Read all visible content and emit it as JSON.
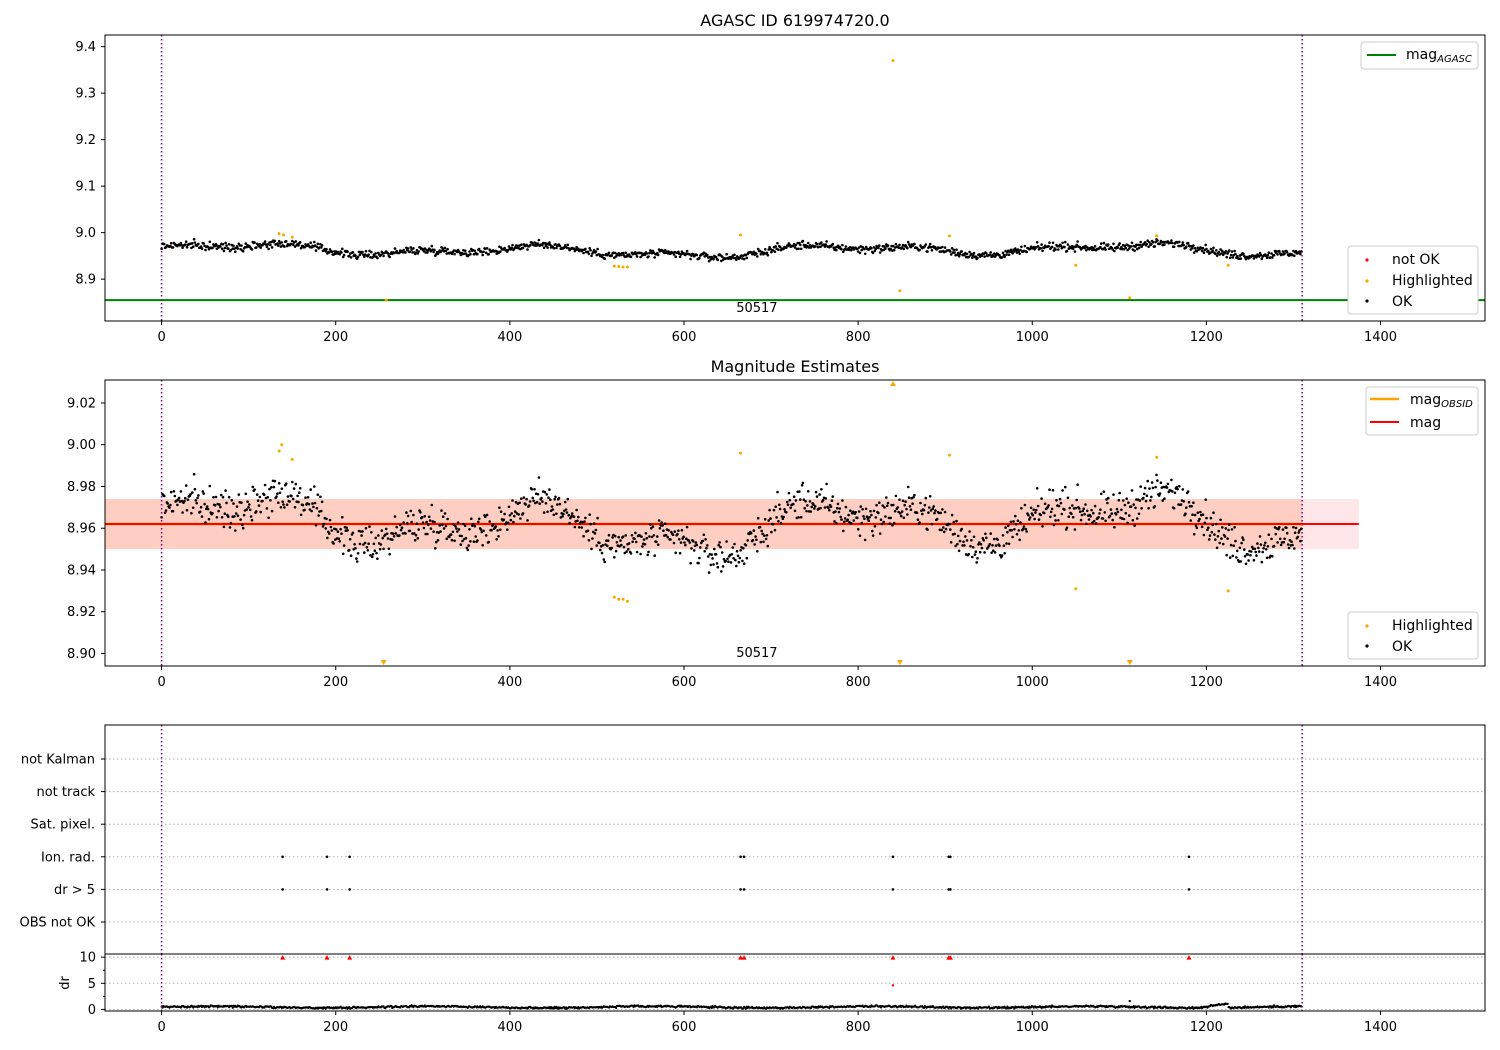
{
  "chart_data": [
    {
      "type": "scatter",
      "title": "AGASC ID 619974720.0",
      "xlabel": "",
      "ylabel": "",
      "xlim": [
        -65,
        1520
      ],
      "ylim": [
        8.81,
        9.425
      ],
      "xticks": [
        "0",
        "200",
        "400",
        "600",
        "800",
        "1000",
        "1200",
        "1400"
      ],
      "xtick_values": [
        0,
        200,
        400,
        600,
        800,
        1000,
        1200,
        1400
      ],
      "yticks": [
        "8.9",
        "9.0",
        "9.1",
        "9.2",
        "9.3",
        "9.4"
      ],
      "ytick_values": [
        8.9,
        9.0,
        9.1,
        9.2,
        9.3,
        9.4
      ],
      "vlines": [
        0,
        1310
      ],
      "obsid_label": "50517",
      "obsid_label_x": 655,
      "hline": {
        "name": "mag_AGASC",
        "legend_main": "mag",
        "legend_sub": "AGASC",
        "value": 8.855,
        "color": "#008000"
      },
      "legend_top": "top-right",
      "legend_bottom": "bottom-right",
      "series": [
        {
          "name": "not OK",
          "color": "#ff0000",
          "points": []
        },
        {
          "name": "Highlighted",
          "color": "#ffa500",
          "points": [
            [
              135,
              8.998
            ],
            [
              140,
              8.995
            ],
            [
              150,
              8.99
            ],
            [
              258,
              8.855
            ],
            [
              520,
              8.928
            ],
            [
              525,
              8.927
            ],
            [
              530,
              8.926
            ],
            [
              535,
              8.926
            ],
            [
              665,
              8.995
            ],
            [
              840,
              9.37
            ],
            [
              848,
              8.875
            ],
            [
              905,
              8.993
            ],
            [
              1050,
              8.93
            ],
            [
              1112,
              8.86
            ],
            [
              1143,
              8.993
            ],
            [
              1225,
              8.93
            ]
          ]
        },
        {
          "name": "OK",
          "color": "#000000",
          "n": 1300,
          "mean": 8.962,
          "scatter": 0.007
        }
      ]
    },
    {
      "type": "scatter",
      "title": "Magnitude Estimates",
      "xlabel": "",
      "ylabel": "",
      "xlim": [
        -65,
        1520
      ],
      "ylim": [
        8.894,
        9.031
      ],
      "xticks": [
        "0",
        "200",
        "400",
        "600",
        "800",
        "1000",
        "1200",
        "1400"
      ],
      "xtick_values": [
        0,
        200,
        400,
        600,
        800,
        1000,
        1200,
        1400
      ],
      "yticks": [
        "8.90",
        "8.92",
        "8.94",
        "8.96",
        "8.98",
        "9.00",
        "9.02"
      ],
      "ytick_values": [
        8.9,
        8.92,
        8.94,
        8.96,
        8.98,
        9.0,
        9.02
      ],
      "vlines": [
        0,
        1310
      ],
      "obsid_label": "50517",
      "obsid_label_x": 655,
      "mag": {
        "name": "mag",
        "value": 8.962,
        "color": "#ff0000"
      },
      "mag_obsid": {
        "legend_main": "mag",
        "legend_sub": "OBSID",
        "value": 8.962,
        "color": "#ffa500"
      },
      "band_obsid": {
        "low": 8.95,
        "high": 8.974,
        "x_end": 1310,
        "color": "#ffa07a"
      },
      "band_mag": {
        "low": 8.95,
        "high": 8.974,
        "x_end": 1375,
        "color": "#ffb6c1"
      },
      "legend_top": "top-right",
      "legend_bottom": "bottom-right",
      "series": [
        {
          "name": "Highlighted",
          "color": "#ffa500",
          "points": [
            [
              135,
              8.997
            ],
            [
              138,
              9.0
            ],
            [
              150,
              8.993
            ],
            [
              520,
              8.927
            ],
            [
              525,
              8.926
            ],
            [
              530,
              8.926
            ],
            [
              535,
              8.925
            ],
            [
              665,
              8.996
            ],
            [
              905,
              8.995
            ],
            [
              1050,
              8.931
            ],
            [
              1143,
              8.994
            ],
            [
              1225,
              8.93
            ]
          ]
        },
        {
          "name": "OK",
          "color": "#000000",
          "n": 1300,
          "mean": 8.962,
          "scatter": 0.007
        }
      ],
      "off_scale_up": [
        840
      ],
      "off_scale_down": [
        255,
        848,
        1112
      ]
    },
    {
      "type": "scatter",
      "title": "",
      "xlim": [
        -65,
        1520
      ],
      "xticks": [
        "0",
        "200",
        "400",
        "600",
        "800",
        "1000",
        "1200",
        "1400"
      ],
      "xtick_values": [
        0,
        200,
        400,
        600,
        800,
        1000,
        1200,
        1400
      ],
      "vlines": [
        0,
        1310
      ],
      "categories": [
        "not Kalman",
        "not track",
        "Sat. pixel.",
        "Ion. rad.",
        "dr > 5",
        "OBS not OK"
      ],
      "flag_points": {
        "not Kalman": [],
        "not track": [],
        "Sat. pixel.": [],
        "Ion. rad.": [
          139,
          190,
          216,
          665,
          669,
          840,
          904,
          906,
          1180
        ],
        "dr > 5": [
          139,
          190,
          216,
          665,
          669,
          840,
          904,
          906,
          1180
        ],
        "OBS not OK": []
      }
    },
    {
      "type": "scatter",
      "title": "",
      "ylabel": "dr",
      "xlim": [
        -65,
        1520
      ],
      "ylim": [
        -0.3,
        10.6
      ],
      "xticks": [
        "0",
        "200",
        "400",
        "600",
        "800",
        "1000",
        "1200",
        "1400"
      ],
      "xtick_values": [
        0,
        200,
        400,
        600,
        800,
        1000,
        1200,
        1400
      ],
      "yticks": [
        "0",
        "5",
        "10"
      ],
      "ytick_values": [
        0,
        5,
        10
      ],
      "vlines": [
        0,
        1310
      ],
      "capped_points": [
        139,
        190,
        216,
        665,
        669,
        840,
        904,
        906,
        1180
      ],
      "cap_value": 10,
      "extra_points": [
        [
          840,
          4.6
        ],
        [
          1112,
          1.6
        ]
      ],
      "baseline": {
        "n": 1300,
        "mean": 0.45,
        "scatter": 0.18
      }
    }
  ]
}
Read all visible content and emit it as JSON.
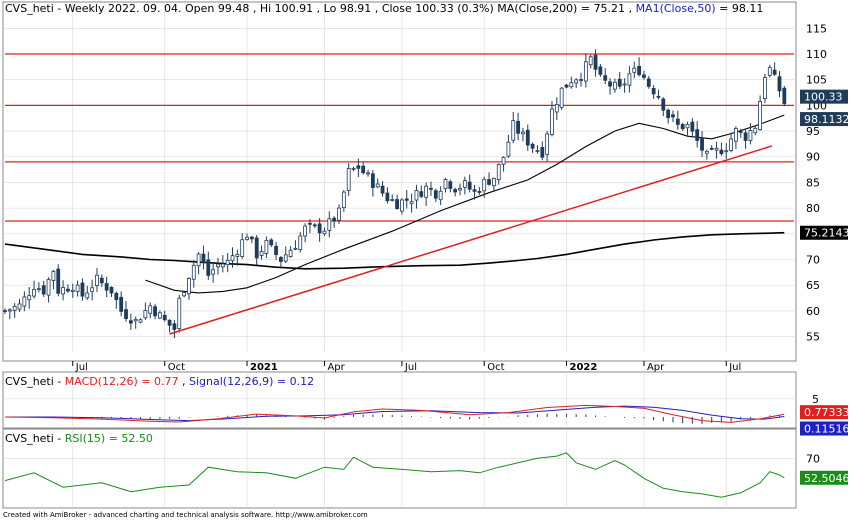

- - - -

SET PROBLEM:
State how many lines in the entries above include the word "name"; reply with the number alone.

WRITTEN SOLUTION:
7